Do this: Copy out the listing word for word, starting at the line that contains "Patent image size: (1303, 982)." and stopping after the line that contains "The shut off alarm box 277 is at (430, 442).".
....
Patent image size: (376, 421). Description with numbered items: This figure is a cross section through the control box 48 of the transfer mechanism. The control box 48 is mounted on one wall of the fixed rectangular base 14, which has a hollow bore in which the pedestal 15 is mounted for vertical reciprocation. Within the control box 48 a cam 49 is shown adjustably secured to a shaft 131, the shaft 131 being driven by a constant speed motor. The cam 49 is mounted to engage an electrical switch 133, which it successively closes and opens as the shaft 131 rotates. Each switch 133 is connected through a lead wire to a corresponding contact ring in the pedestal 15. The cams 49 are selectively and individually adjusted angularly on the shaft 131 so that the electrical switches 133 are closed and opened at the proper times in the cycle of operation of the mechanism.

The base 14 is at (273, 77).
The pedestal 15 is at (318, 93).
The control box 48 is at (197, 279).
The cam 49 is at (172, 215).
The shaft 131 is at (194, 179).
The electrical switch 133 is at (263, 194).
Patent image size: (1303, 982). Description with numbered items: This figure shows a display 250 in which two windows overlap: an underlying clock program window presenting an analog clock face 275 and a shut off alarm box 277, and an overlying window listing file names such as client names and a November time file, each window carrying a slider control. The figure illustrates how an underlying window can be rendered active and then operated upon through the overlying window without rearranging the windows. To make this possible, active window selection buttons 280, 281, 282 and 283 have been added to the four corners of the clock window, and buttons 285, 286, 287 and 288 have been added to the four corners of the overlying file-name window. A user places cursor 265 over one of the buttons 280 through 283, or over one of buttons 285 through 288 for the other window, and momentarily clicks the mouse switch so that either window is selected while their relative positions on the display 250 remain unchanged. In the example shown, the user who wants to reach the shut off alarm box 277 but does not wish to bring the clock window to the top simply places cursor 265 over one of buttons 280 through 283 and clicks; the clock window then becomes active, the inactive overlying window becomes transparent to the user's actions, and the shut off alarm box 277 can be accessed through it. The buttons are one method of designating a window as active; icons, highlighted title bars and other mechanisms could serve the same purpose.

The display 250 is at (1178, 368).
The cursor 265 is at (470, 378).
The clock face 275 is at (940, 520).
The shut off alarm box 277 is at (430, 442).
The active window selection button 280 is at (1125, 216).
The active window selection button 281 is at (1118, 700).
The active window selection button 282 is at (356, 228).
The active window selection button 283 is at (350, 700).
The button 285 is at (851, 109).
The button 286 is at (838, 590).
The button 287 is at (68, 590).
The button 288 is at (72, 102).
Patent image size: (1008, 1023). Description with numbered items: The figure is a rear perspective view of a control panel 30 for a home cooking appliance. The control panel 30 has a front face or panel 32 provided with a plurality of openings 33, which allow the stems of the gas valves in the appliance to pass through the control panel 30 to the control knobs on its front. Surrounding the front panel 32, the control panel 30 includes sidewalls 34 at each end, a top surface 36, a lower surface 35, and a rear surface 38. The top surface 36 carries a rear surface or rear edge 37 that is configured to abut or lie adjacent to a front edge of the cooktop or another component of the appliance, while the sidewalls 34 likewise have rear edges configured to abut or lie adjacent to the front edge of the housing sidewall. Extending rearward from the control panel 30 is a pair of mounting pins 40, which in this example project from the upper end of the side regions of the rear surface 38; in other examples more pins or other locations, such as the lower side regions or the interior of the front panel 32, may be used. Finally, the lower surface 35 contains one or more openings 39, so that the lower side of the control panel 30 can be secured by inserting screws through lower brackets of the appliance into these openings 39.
....
Task solution:
Patent image size: (1303, 982). Description with numbered items: This figure shows a display 250 in which two windows overlap: an underlying clock program window presenting an analog clock face 275 and a shut off alarm box 277, and an overlying window listing file names such as client names and a November time file, each window carrying a slider control. The figure illustrates how an underlying window can be rendered active and then operated upon through the overlying window without rearranging the windows. To make this possible, active window selection buttons 280, 281, 282 and 283 have been added to the four corners of the clock window, and buttons 285, 286, 287 and 288 have been added to the four corners of the overlying file-name window. A user places cursor 265 over one of the buttons 280 through 283, or over one of buttons 285 through 288 for the other window, and momentarily clicks the mouse switch so that either window is selected while their relative positions on the display 250 remain unchanged. In the example shown, the user who wants to reach the shut off alarm box 277 but does not wish to bring the clock window to the top simply places cursor 265 over one of buttons 280 through 283 and clicks; the clock window then becomes active, the inactive overlying window becomes transparent to the user's actions, and the shut off alarm box 277 can be accessed through it. The buttons are one method of designating a window as active; icons, highlighted title bars and other mechanisms could serve the same purpose.

The display 250 is at (1178, 368).
The cursor 265 is at (470, 378).
The clock face 275 is at (940, 520).
The shut off alarm box 277 is at (430, 442).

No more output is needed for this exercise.